:: What the task asks ::
Copy out all the data, word for word.

:: Stored data ::
────────

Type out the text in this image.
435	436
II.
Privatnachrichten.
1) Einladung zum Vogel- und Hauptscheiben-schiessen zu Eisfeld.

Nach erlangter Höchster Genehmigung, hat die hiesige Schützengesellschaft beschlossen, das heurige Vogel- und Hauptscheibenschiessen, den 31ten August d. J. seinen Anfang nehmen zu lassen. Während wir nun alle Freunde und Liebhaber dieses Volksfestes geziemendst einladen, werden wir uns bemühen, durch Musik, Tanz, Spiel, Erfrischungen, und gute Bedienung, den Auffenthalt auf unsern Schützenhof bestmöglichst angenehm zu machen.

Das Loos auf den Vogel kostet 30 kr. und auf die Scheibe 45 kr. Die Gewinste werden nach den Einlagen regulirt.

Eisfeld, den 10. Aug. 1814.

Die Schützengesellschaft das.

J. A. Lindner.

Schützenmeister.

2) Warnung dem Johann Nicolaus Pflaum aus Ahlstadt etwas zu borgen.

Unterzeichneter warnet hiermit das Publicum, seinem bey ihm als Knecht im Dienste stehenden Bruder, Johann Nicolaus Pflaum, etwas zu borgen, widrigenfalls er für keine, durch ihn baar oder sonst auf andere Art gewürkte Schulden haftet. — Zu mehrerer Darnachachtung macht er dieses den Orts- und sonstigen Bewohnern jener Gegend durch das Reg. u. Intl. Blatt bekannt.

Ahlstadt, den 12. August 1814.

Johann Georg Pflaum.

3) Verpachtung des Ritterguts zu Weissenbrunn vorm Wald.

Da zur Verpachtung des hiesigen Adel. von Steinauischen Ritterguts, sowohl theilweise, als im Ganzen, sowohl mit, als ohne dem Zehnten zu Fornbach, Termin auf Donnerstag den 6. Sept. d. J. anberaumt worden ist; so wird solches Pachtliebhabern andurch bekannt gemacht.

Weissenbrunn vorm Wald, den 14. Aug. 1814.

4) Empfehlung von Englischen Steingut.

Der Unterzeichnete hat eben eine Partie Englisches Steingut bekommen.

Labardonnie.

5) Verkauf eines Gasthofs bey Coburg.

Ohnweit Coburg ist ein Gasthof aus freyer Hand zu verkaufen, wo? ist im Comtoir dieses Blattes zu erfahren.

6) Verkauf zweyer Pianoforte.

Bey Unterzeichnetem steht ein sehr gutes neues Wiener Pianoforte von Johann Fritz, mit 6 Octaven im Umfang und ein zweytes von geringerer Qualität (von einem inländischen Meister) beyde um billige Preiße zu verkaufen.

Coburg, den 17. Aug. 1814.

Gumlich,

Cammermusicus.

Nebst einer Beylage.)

────────

:: Correct answer ::
Type out the text in this image.
435	436
II.
Privatnachrichten.
1) Einladung zum Vogel- und Hauptscheiben-schiessen zu Eisfeld.

Nach erlangter Höchster Genehmigung, hat die hiesige Schützengesellschaft beschlossen, das heurige Vogel- und Hauptscheibenschiessen, den 31ten August d. J. seinen Anfang nehmen zu lassen. Während wir nun alle Freunde und Liebhaber dieses Volksfestes geziemendst einladen, werden wir uns bemühen, durch Musik, Tanz, Spiel, Erfrischungen, und gute Bedienung, den Auffenthalt auf unsern Schützenhof bestmöglichst angenehm zu machen.

Das Loos auf den Vogel kostet 30 kr. und auf die Scheibe 45 kr. Die Gewinste werden nach den Einlagen regulirt.

Eisfeld, den 10. Aug. 1814.

Die Schützengesellschaft das.

J. A. Lindner.

Schützenmeister.

2) Warnung dem Johann Nicolaus Pflaum aus Ahlstadt etwas zu borgen.

Unterzeichneter warnet hiermit das Publicum, seinem bey ihm als Knecht im Dienste stehenden Bruder, Johann Nicolaus Pflaum, etwas zu borgen, widrigenfalls er für keine, durch ihn baar oder sonst auf andere Art gewürkte Schulden haftet. — Zu mehrerer Darnachachtung macht er dieses den Orts- und sonstigen Bewohnern jener Gegend durch das Reg. u. Intl. Blatt bekannt.

Ahlstadt, den 12. August 1814.

Johann Georg Pflaum.

3) Verpachtung des Ritterguts zu Weissenbrunn vorm Wald.

Da zur Verpachtung des hiesigen Adel. von Steinauischen Ritterguts, sowohl theilweise, als im Ganzen, sowohl mit, als ohne dem Zehnten zu Fornbach, Termin auf Donnerstag den 6. Sept. d. J. anberaumt worden ist; so wird solches Pachtliebhabern andurch bekannt gemacht.

Weissenbrunn vorm Wald, den 14. Aug. 1814.

4) Empfehlung von Englischen Steingut.

Der Unterzeichnete hat eben eine Partie Englisches Steingut bekommen.

Labardonnie.

5) Verkauf eines Gasthofs bey Coburg.

Ohnweit Coburg ist ein Gasthof aus freyer Hand zu verkaufen, wo? ist im Comtoir dieses Blattes zu erfahren.

6) Verkauf zweyer Pianoforte.

Bey Unterzeichnetem steht ein sehr gutes neues Wiener Pianoforte von Johann Fritz, mit 6 Octaven im Umfang und ein zweytes von geringerer Qualität (von einem inländischen Meister) beyde um billige Preiße zu verkaufen.

Coburg, den 17. Aug. 1814.

Gumlich,

Cammermusicus.

Nebst einer Beylage.)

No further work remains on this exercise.